## Data listing
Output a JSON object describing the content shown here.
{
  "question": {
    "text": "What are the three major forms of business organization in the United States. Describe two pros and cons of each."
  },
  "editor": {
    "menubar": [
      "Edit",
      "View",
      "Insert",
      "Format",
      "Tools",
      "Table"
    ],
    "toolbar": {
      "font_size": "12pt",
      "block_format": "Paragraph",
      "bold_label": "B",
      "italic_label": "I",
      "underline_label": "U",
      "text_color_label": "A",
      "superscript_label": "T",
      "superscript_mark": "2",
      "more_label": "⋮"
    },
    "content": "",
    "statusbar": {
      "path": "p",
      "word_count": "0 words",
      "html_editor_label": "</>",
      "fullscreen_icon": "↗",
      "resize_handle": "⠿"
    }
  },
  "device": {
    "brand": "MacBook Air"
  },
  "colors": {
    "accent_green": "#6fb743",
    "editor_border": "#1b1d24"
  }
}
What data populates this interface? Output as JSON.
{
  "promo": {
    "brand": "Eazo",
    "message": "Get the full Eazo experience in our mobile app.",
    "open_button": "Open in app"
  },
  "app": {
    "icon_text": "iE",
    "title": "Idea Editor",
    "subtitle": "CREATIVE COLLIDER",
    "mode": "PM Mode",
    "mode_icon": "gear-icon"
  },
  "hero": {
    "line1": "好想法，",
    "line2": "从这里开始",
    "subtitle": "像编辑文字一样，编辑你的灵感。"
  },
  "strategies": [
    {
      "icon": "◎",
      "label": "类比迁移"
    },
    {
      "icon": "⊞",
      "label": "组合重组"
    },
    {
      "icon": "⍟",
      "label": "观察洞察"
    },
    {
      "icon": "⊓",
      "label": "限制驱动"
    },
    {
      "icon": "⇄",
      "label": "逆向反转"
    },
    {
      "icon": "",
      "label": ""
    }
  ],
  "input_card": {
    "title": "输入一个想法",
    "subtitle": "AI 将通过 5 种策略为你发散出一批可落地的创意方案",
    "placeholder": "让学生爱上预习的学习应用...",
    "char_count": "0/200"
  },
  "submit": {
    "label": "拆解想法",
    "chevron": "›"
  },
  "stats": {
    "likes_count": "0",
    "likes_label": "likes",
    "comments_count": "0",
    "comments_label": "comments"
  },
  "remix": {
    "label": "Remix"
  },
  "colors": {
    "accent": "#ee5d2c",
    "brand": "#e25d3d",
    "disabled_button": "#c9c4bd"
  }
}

## Required task
Copy out every line holding the string "brand".

## Answer for this exercise
    "brand": "MacBook Air"
    "brand": "Eazo",
    "brand": "#e25d3d",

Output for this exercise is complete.